◆ What you have to do ◆
For every line in the records that has the word "retazo", make a copy.
### Material for this exercise ###
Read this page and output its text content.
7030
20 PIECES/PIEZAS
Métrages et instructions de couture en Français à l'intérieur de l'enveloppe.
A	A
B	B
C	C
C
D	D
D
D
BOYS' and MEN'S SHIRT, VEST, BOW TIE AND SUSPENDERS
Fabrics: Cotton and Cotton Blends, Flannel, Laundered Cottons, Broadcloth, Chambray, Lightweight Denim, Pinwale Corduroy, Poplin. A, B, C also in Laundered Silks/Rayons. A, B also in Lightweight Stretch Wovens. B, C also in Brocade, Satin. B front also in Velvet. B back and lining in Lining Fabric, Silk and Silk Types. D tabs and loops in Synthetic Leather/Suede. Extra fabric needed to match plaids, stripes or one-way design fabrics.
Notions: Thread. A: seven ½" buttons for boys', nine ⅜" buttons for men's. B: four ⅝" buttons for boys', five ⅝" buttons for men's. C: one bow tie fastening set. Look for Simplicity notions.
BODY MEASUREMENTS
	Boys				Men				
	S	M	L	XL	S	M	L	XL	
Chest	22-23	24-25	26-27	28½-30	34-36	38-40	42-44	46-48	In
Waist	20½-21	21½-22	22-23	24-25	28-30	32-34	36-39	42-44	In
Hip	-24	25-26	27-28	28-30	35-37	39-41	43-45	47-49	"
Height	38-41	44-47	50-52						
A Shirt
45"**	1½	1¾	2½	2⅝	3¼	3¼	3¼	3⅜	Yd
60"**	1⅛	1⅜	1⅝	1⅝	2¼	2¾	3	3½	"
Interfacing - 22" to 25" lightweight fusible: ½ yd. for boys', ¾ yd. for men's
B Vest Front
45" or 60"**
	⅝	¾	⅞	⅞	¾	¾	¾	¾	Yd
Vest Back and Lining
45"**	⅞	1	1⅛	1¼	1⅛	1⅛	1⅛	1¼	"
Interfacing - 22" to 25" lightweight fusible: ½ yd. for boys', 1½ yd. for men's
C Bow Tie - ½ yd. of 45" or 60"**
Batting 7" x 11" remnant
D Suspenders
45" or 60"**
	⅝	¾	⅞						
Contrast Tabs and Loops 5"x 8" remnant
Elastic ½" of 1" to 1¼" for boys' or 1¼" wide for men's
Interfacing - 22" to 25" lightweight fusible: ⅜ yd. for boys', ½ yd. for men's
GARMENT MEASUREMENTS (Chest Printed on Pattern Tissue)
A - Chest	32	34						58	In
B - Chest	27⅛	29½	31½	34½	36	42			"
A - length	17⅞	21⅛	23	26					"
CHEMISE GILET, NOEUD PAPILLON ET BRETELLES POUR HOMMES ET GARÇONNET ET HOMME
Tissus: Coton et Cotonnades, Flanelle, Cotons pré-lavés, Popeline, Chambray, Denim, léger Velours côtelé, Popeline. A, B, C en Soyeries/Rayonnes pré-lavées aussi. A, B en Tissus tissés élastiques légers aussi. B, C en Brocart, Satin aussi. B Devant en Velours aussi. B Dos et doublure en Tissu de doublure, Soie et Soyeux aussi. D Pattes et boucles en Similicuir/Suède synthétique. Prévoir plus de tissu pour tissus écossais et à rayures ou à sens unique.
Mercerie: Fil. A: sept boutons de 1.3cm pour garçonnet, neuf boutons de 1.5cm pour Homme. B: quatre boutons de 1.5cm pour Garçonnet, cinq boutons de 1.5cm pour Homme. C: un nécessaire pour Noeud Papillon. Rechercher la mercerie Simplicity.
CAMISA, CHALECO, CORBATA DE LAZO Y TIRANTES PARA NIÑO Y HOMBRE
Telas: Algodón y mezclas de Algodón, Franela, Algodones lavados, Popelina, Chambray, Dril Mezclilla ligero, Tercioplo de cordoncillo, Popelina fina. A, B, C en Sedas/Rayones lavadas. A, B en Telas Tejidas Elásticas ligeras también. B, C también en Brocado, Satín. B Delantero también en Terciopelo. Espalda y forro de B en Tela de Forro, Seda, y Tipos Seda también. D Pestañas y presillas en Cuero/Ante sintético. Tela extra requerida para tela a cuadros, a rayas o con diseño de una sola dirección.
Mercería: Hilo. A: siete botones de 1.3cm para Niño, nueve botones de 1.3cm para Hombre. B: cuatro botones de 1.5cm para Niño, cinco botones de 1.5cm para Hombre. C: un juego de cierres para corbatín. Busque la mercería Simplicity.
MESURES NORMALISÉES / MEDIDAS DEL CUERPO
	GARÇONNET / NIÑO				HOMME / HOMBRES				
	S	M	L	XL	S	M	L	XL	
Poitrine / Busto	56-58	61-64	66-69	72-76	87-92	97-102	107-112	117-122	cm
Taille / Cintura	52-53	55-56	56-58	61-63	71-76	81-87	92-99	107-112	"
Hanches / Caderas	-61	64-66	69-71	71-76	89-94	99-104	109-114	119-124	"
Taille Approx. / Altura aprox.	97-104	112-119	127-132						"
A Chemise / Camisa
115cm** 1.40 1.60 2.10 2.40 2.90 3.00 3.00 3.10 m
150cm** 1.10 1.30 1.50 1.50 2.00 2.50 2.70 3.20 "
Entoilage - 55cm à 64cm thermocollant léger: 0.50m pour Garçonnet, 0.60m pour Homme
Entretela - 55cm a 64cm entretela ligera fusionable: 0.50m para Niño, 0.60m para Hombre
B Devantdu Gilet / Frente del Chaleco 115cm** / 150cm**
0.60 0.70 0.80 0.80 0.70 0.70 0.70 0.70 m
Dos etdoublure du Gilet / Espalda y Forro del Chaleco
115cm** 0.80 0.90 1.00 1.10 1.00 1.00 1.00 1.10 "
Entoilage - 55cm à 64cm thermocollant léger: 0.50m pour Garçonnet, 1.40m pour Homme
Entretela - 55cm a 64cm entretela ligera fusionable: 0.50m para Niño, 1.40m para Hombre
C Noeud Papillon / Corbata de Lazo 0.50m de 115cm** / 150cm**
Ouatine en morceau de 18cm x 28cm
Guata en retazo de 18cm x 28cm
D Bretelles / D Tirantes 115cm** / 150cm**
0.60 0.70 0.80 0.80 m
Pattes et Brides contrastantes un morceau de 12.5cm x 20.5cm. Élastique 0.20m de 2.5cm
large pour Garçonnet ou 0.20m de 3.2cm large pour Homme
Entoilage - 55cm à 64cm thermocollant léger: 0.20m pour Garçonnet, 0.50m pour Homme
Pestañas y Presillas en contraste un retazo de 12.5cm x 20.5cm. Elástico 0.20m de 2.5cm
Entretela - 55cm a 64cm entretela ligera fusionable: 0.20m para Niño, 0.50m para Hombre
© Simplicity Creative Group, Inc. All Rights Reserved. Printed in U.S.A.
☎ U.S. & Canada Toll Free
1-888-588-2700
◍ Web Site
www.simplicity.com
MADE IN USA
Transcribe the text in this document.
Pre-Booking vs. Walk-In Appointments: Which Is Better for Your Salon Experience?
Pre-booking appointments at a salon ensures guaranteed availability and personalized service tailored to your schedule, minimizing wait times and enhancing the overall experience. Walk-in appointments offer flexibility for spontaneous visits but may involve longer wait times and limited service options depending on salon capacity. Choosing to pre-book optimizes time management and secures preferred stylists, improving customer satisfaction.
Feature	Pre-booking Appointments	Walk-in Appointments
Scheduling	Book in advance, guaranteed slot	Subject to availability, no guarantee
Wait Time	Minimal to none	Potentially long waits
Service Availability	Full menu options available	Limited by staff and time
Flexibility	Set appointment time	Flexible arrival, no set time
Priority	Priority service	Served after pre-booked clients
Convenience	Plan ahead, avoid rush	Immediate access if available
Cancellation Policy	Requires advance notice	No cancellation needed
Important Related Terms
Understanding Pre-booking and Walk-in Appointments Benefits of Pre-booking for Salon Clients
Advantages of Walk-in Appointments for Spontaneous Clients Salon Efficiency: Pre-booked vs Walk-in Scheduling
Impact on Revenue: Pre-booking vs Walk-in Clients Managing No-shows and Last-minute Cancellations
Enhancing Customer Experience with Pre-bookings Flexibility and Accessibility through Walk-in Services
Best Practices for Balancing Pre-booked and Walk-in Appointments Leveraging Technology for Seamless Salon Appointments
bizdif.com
###
◆ Task answer ◆
Guata en retazo de 18cm x 28cm
Pestañas y Presillas en contraste un retazo de 12.5cm x 20.5cm. Elástico 0.20m de 2.5cm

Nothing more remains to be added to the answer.